═════ Text segment ═════
Mriya bondholders demand recognition of debt obligations in Ukrainian court

14 December 2016

A local Ukrainian economic court will begin hearing on Dec. 16 arguments in a complaint filed by a U.S.-based trust company acting in the interest of bondholders in Ukrainian agricultural holding Mriya (MRIYA). They are asking the court to officially recognize the debt obligations of 68 Mriya subsidiaries, which acted as guarantors on the issued bonds. The claim was filed in the city of Ternopil since the defendant’s largest assets are located in that region. The claim amounts to USD 573 mln, which consists of the outstanding principal amount and the accrued interest due since August 2014, when the company defaulted on the Eurobonds by not paying contractual interest. 

 

Mriya structured its Euroband issuance in standard fashion for Ukraine-based holdings: a non-resident holding company acted as the issuer of the Eurobonds, a large bank acted as trustee for the bondholders and the issuer’s Ukrainian operating companies acted as guarantors of the non-resident holding company’s obligations. The complaint marks the first time that Western Eurobond holders filed a claim in a Ukrainian court to recover debt on the bonds from the local subsidiaries of a non-resident holding company.
═════
[Task list]
- A) Set down the part of the Mriya bondholders article from "Mriya structured its" to "non-resident holding company." word for word.
- B) In the Mriya bondholders article, rewrite the paragraph beginning "A local Ukrainian economic court" as a short bulleted list that keeps its main facts.
═════ Source excerpt ═════
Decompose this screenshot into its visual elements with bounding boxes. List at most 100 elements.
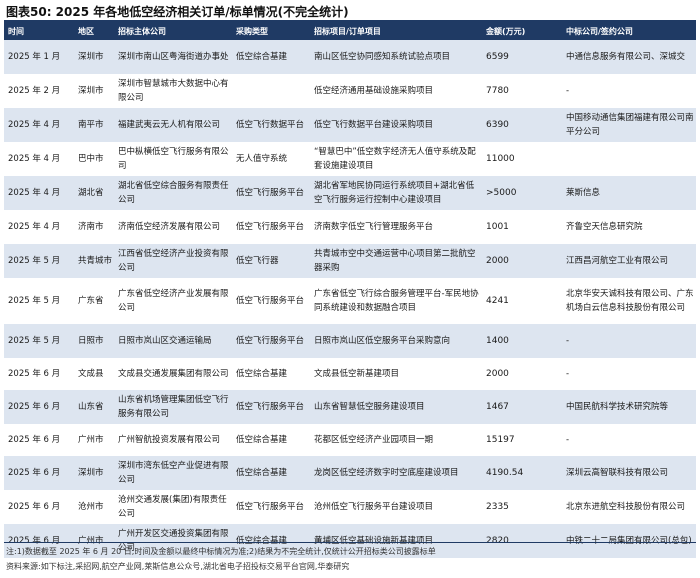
═════
[Responses]
- A)
Mriya structured its Euroband issuance in standard fashion for Ukraine-based holdings: a non-resident holding company acted as the issuer of the Eurobonds, a large bank acted as trustee for the bondholders and the issuer’s Ukrainian operating companies acted as guarantors of the non-resident holding company’s obligations. The complaint marks the first time that Western Eurobond holders filed a claim in a Ukrainian court to recover debt on the bonds from the local subsidiaries of a non-resident holding company.

- B)
- On Dec. 16, a local Ukrainian economic court begins hearing a complaint from a U.S.-based trust company acting for bondholders in agricultural holding Mriya.
- The bondholders want the court to officially recognize the debt obligations of 68 Mriya subsidiaries that guaranteed the bonds.
- The claim was filed in Ternopil, where the defendant's largest assets are located.
- The claim totals USD 573 mln in outstanding principal and accrued interest.
- The interest has accrued since August 2014, when Mriya defaulted on its Eurobonds by not paying contractual interest.